- SOURCE TEXT -

Be careful what you wish for, the saying goes. Was it only a week ago, March 7th, that I posted a poetic paean to snow called “March Snow”?

Yes, I waxed poetic about how innocent March snow was, how wet and transient, how beautiful in that it inevitably signaled Old Man Winter’s death throes.

Are snow storms any reason to stop by woods (to write a poem) on a snowy evening? Or is that strictly the province of a man appropriately named “Frost”?

Last week’s storm turned out to be a nor’easter that knocked our power out for 13 hours. And we were one of the lucky ones. Many surrounding Massachusetts towns were without power for days. In the cold. (Or shall we say, with the cold mousing its way in?)

Schools were closed for two days — Day One because of the snow, and Day Two because of the widespread power outages and downed tree limbs littering impassable side roads.

Yes, pretty March snow is dense with moisture. The kind that weighs on the minds of birch and white pine limbs, especially.

Yesterday, another nor’easter blew through, bringing us 20 inches more of the lovely March Snow. School was cancelled anew. Electrical power blinked off, on, off for good in many homes. And this morning I’ve learned schools will be closed a second day for the second time in two weeks. Four days lost, just like that, to the drifting beauty that is March Snow.

- STORED DATA -
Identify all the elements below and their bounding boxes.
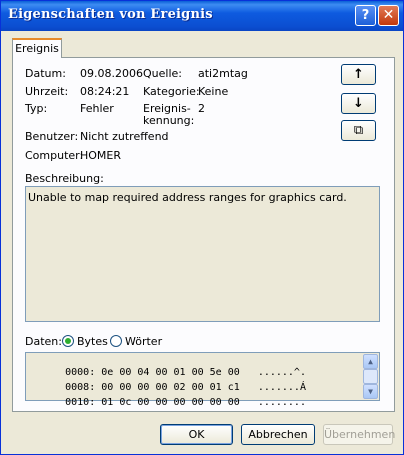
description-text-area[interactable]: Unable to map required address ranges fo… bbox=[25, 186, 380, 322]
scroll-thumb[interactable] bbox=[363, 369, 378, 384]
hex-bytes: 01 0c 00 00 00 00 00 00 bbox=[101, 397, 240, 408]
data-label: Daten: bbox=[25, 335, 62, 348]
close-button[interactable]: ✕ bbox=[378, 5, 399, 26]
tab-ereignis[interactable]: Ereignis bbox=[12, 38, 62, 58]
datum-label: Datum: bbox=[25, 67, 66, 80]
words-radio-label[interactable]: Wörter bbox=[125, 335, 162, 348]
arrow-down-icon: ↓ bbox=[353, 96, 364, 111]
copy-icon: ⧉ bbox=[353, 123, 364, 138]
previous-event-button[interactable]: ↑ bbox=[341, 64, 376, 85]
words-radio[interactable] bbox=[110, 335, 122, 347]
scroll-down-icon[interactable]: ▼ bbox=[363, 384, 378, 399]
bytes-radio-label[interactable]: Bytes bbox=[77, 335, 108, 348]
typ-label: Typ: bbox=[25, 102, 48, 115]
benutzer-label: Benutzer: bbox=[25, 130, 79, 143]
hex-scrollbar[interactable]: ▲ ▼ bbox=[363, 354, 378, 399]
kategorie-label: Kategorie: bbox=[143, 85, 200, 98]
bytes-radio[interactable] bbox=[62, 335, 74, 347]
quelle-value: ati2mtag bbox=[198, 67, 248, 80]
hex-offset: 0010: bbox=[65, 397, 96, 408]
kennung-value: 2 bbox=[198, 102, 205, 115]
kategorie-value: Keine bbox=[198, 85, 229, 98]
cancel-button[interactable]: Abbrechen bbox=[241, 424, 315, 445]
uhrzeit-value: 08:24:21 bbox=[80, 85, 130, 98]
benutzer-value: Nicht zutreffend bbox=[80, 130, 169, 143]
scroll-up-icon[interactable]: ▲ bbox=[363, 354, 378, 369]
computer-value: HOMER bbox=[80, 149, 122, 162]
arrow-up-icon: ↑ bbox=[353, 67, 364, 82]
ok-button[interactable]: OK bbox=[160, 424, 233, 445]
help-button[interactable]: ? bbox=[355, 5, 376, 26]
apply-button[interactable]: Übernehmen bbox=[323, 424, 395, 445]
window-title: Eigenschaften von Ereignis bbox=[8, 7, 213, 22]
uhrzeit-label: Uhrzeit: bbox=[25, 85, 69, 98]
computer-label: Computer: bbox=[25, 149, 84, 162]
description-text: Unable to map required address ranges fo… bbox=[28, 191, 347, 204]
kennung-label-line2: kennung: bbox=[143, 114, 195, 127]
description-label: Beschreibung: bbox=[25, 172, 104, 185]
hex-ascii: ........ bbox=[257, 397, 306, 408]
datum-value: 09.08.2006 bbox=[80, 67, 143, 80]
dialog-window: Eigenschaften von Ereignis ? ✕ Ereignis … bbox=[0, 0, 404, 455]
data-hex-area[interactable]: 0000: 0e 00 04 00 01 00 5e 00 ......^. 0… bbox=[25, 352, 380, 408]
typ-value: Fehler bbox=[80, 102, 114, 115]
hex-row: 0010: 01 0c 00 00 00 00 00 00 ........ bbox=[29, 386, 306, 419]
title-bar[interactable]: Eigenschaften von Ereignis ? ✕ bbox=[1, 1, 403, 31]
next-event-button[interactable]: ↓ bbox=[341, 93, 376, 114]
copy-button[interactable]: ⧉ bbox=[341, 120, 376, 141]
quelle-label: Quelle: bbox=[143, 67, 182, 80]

* * *

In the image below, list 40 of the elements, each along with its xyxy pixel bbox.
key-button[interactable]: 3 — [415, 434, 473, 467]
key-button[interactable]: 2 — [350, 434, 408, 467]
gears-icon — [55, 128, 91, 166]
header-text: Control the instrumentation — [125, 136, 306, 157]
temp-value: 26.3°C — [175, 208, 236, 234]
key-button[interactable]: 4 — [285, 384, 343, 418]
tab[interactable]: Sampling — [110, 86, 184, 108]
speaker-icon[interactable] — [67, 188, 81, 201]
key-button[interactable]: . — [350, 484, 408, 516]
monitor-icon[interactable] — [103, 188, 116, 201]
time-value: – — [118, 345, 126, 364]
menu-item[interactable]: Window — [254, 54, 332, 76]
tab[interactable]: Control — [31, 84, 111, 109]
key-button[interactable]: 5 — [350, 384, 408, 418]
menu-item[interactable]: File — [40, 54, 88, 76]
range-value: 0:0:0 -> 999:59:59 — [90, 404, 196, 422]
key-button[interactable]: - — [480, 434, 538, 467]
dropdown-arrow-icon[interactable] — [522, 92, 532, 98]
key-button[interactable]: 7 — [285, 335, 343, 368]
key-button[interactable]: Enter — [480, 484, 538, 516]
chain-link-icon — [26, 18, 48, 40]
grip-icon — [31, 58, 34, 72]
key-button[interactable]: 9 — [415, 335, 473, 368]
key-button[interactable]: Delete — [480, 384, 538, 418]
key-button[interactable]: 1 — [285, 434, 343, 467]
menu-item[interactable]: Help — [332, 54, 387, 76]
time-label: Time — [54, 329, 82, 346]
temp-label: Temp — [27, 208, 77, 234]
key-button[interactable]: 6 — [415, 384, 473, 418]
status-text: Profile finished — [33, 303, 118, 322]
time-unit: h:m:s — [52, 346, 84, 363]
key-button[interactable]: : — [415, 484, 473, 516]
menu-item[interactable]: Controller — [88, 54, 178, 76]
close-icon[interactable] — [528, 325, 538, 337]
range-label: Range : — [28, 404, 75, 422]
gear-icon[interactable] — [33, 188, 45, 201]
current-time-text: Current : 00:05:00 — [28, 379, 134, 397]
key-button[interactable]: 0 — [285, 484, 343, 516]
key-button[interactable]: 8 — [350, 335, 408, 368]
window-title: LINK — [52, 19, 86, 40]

- EXERCISE REQUIREMENTS -
Continue the essay about the March snowstorms from the point where it stops.

- OUTPUT BELOW -
Be careful what you wish for, the saying goes.

And how naive can a poet get, writing rhapsodic about the beauty of snow at the end of its season? Everyone says it’s a pain, a plague, a plight to be endured. Why then, am I thinking “muse”?

It’s an outrage, I guess. I had a small collection of villagers with pitchforks and torches outside my home last night shouting and calling me out. My post brought on these two nor’easters, you see. Jinxed us but good. Must be!

But really, I’m here to stand by my post. These storms are no less beautiful because they take away our games and diversions. No lights, no internet, no TV. Granted, no heat is a more serious matter, but our forefathers (and not just four of them) would seriously wonder what we’ve come to if we no longer prepare for the unexpected. Why, they’d ask, would we live in New England without the back-up peace of mind that’s called a wood-burning stove or a pellet stove?

“Weather happens,” as they used to say in colonial times. “Now let’s write a poem. By candlelight.”

ENVOY:

“Stopping by Woods on a Snowy Evening”
by Robert Frost (a man without a pitchfork or torch)

Whose woods these are I think I know.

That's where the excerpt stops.